Begin Working data

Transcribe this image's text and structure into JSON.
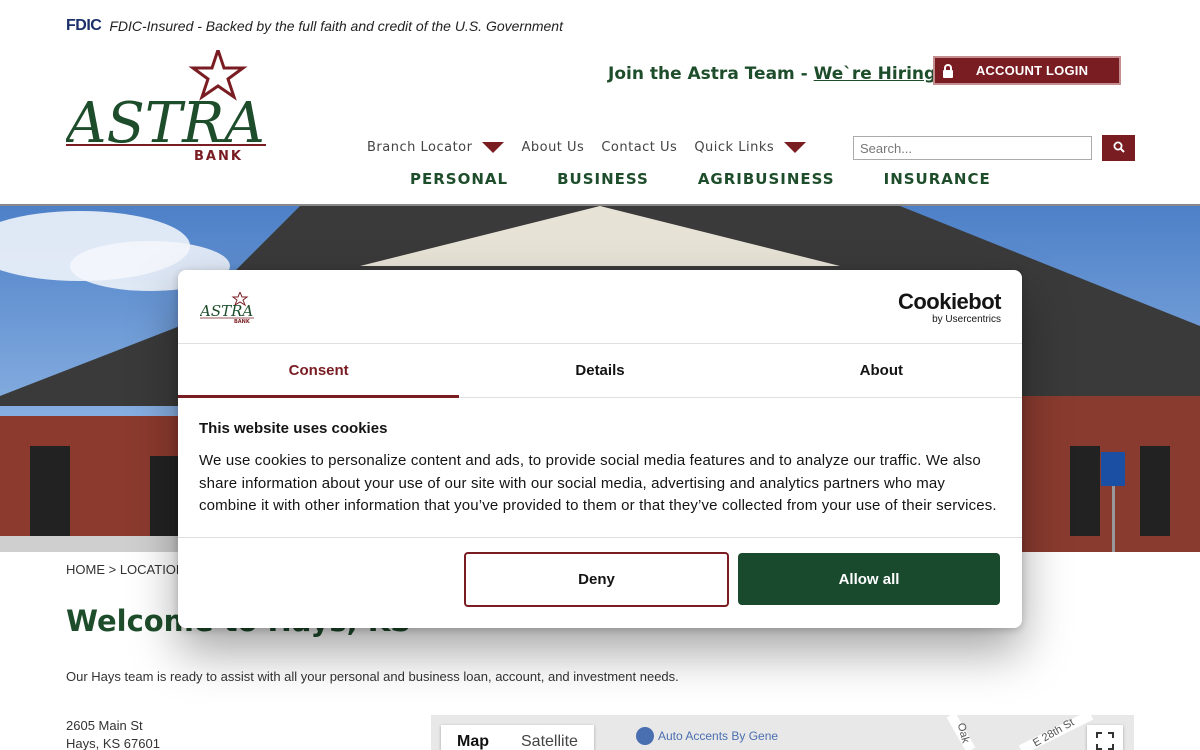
{
  "fdic": {
    "logo_text": "FDIC",
    "tagline": "FDIC-Insured - Backed by the full faith and credit of the U.S. Government"
  },
  "brand": {
    "name": "ASTRA",
    "sub": "BANK",
    "green": "#1e4d2b",
    "maroon": "#7a1d23"
  },
  "header": {
    "hiring_prefix": "Join the Astra Team - ",
    "hiring_link": "We`re Hiring!",
    "login_label": "ACCOUNT LOGIN",
    "login_icon": "lock-icon"
  },
  "util_nav": {
    "branch_locator": "Branch Locator",
    "about": "About Us",
    "contact": "Contact Us",
    "quick_links": "Quick Links"
  },
  "search": {
    "placeholder": "Search...",
    "icon": "search-icon"
  },
  "main_nav": {
    "personal": "PERSONAL",
    "business": "BUSINESS",
    "agribusiness": "AGRIBUSINESS",
    "insurance": "INSURANCE"
  },
  "page": {
    "breadcrumb": "HOME > LOCATION",
    "title": "Welcome to Hays, KS",
    "intro": "Our Hays team is ready to assist with all your personal and business loan, account, and investment needs.",
    "address_line1": "2605 Main St",
    "address_line2": "Hays, KS 67601"
  },
  "map": {
    "map_label": "Map",
    "satellite_label": "Satellite",
    "place": "Auto Accents By Gene",
    "road_oak": "Oak",
    "road_28th": "E 28th St"
  },
  "cookie": {
    "brand": "Cookiebot",
    "brand_sub": "by Usercentrics",
    "tabs": [
      "Consent",
      "Details",
      "About"
    ],
    "heading": "This website uses cookies",
    "body": "We use cookies to personalize content and ads, to provide social media features and to analyze our traffic. We also share information about your use of our site with our social media, advertising and analytics partners who may combine it with other information that you’ve provided to them or that they’ve collected from your use of their services.",
    "deny_label": "Deny",
    "allow_label": "Allow all"
  }
}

End Working data

▸ **Objective**
Pull out each line containing the word "icon" and copy it.

▸ **Output**
    "login_icon": "lock-icon"
    "icon": "search-icon"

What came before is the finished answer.